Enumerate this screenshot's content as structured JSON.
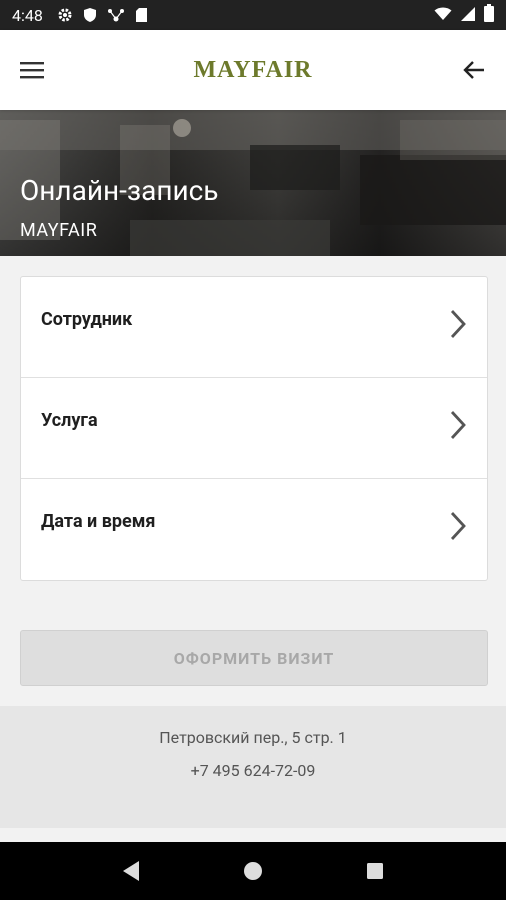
{
  "status_bar": {
    "time": "4:48",
    "left_icons": [
      "gear-icon",
      "shield-icon",
      "network-icon",
      "sd-card-icon"
    ],
    "right_icons": [
      "wifi-icon",
      "signal-icon",
      "battery-icon"
    ]
  },
  "app_bar": {
    "logo": "MAYFAIR",
    "menu_icon": "hamburger-menu-icon",
    "back_icon": "arrow-back-icon"
  },
  "hero": {
    "title": "Онлайн-запись",
    "subtitle": "MAYFAIR"
  },
  "booking_options": [
    {
      "label": "Сотрудник"
    },
    {
      "label": "Услуга"
    },
    {
      "label": "Дата и время"
    }
  ],
  "submit_button": {
    "label": "ОФОРМИТЬ ВИЗИТ",
    "state": "disabled"
  },
  "footer": {
    "address": "Петровский пер., 5 стр. 1",
    "phone": "+7 495 624-72-09"
  },
  "colors": {
    "logo": "#6d7a2c",
    "status_bar": "#222222",
    "button_disabled_bg": "#dedede",
    "button_disabled_text": "#a8a8a8"
  }
}
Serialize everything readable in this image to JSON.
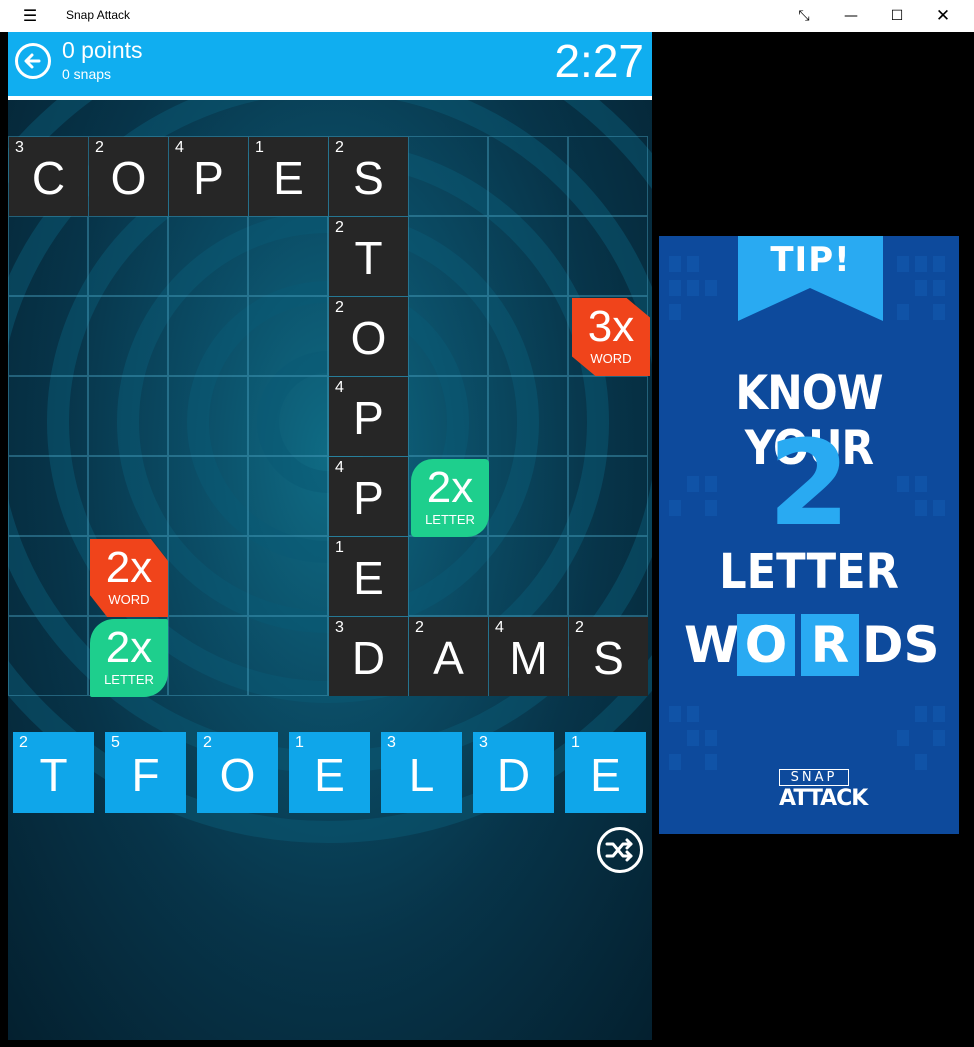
{
  "window": {
    "title": "Snap Attack",
    "menu_icon": "hamburger-icon",
    "controls": [
      "expand-icon",
      "minimize-icon",
      "maximize-icon",
      "close-icon"
    ]
  },
  "header": {
    "points": "0 points",
    "snaps": "0 snaps",
    "timer": "2:27"
  },
  "board": {
    "tiles": [
      {
        "letter": "C",
        "points": "3"
      },
      {
        "letter": "O",
        "points": "2"
      },
      {
        "letter": "P",
        "points": "4"
      },
      {
        "letter": "E",
        "points": "1"
      },
      {
        "letter": "S",
        "points": "2"
      },
      {
        "letter": "T",
        "points": "2"
      },
      {
        "letter": "O",
        "points": "2"
      },
      {
        "letter": "P",
        "points": "4"
      },
      {
        "letter": "P",
        "points": "4"
      },
      {
        "letter": "E",
        "points": "1"
      },
      {
        "letter": "D",
        "points": "3"
      },
      {
        "letter": "A",
        "points": "2"
      },
      {
        "letter": "M",
        "points": "4"
      },
      {
        "letter": "S",
        "points": "2"
      }
    ],
    "bonuses": [
      {
        "big": "3x",
        "small": "WORD"
      },
      {
        "big": "2x",
        "small": "LETTER"
      },
      {
        "big": "2x",
        "small": "WORD"
      },
      {
        "big": "2x",
        "small": "LETTER"
      }
    ]
  },
  "rack": [
    {
      "letter": "T",
      "points": "2"
    },
    {
      "letter": "F",
      "points": "5"
    },
    {
      "letter": "O",
      "points": "2"
    },
    {
      "letter": "E",
      "points": "1"
    },
    {
      "letter": "L",
      "points": "3"
    },
    {
      "letter": "D",
      "points": "3"
    },
    {
      "letter": "E",
      "points": "1"
    }
  ],
  "ad": {
    "tip": "TIP!",
    "line1": "KNOW YOUR",
    "number": "2",
    "line2": "LETTER",
    "word_letters": [
      "W",
      "O",
      "R",
      "DS"
    ],
    "logo_top": "SNAP",
    "logo_bottom": "ATTACK"
  },
  "colors": {
    "header": "#10aef0",
    "rack_tile": "#0fa6ea",
    "word_bonus": "#f0441b",
    "letter_bonus": "#1ecf8d",
    "board_tile": "#262626",
    "ad_background": "#0d4a9c",
    "ad_accent": "#29aaf2"
  }
}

▸ **Task goal**
Select all lines in the listing above where the word "hamburger" appears, and show them.

▸ **Written solution**
    "menu_icon": "hamburger-menu-icon",
    "menu_icon": "hamburger-icon",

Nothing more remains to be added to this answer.